-- BEGIN --

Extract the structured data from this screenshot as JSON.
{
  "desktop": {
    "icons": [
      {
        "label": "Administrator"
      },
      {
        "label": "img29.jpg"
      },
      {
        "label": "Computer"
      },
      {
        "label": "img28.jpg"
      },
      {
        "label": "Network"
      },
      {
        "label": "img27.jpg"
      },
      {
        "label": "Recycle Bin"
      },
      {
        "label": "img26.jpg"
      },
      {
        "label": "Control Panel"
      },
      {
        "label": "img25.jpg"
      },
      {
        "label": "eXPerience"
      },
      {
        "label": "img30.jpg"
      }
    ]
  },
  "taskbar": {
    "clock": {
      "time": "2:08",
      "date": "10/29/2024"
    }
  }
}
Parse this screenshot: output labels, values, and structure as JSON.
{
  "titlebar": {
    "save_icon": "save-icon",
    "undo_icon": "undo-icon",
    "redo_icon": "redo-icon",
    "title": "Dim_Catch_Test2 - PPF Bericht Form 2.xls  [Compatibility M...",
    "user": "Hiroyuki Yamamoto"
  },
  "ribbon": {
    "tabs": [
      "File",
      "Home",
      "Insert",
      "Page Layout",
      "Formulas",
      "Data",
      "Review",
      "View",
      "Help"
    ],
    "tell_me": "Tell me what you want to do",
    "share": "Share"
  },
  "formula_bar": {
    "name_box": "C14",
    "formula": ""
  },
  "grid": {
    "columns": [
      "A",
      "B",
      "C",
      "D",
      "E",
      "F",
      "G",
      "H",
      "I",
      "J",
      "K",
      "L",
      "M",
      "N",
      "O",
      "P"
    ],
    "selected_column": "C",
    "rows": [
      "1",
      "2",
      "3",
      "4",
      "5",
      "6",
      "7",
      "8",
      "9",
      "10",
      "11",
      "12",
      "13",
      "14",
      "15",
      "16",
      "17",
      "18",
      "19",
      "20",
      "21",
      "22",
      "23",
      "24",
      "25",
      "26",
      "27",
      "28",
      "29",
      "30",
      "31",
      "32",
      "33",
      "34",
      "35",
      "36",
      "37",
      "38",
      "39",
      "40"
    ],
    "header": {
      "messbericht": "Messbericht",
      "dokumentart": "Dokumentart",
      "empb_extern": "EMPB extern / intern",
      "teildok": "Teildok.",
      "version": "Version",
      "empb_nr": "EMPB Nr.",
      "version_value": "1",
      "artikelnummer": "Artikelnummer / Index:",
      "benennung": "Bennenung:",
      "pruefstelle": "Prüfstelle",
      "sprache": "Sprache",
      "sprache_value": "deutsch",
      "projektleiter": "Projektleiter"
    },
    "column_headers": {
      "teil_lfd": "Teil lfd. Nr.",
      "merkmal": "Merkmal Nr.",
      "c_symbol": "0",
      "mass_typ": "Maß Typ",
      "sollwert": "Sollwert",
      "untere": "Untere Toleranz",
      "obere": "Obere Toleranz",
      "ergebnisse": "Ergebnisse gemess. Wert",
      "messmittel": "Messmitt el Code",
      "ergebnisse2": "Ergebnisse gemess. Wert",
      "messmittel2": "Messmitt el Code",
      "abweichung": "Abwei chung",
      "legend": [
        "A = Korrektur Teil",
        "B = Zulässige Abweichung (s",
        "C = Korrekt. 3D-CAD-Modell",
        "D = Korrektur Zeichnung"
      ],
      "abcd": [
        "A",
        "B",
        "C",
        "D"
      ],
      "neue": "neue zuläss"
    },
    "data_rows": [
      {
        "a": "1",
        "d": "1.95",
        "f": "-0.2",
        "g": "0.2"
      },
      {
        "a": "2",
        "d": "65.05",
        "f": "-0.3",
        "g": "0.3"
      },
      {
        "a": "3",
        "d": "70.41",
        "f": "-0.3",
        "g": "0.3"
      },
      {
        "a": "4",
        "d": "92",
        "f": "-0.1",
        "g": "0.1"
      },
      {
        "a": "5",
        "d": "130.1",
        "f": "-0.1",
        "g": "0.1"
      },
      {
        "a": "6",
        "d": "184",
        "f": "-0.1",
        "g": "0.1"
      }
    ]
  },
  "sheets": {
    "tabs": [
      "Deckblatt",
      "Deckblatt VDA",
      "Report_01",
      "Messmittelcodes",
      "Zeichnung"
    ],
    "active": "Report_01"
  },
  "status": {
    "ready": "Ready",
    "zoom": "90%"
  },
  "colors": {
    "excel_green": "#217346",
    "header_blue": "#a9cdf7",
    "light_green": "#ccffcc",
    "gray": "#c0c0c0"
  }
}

-- END --

Search the data for the string "this". List each line that has it.

Extract the structured data from this screenshot as JSON.
Parse this screenshot: output labels, values, and structure as JSON.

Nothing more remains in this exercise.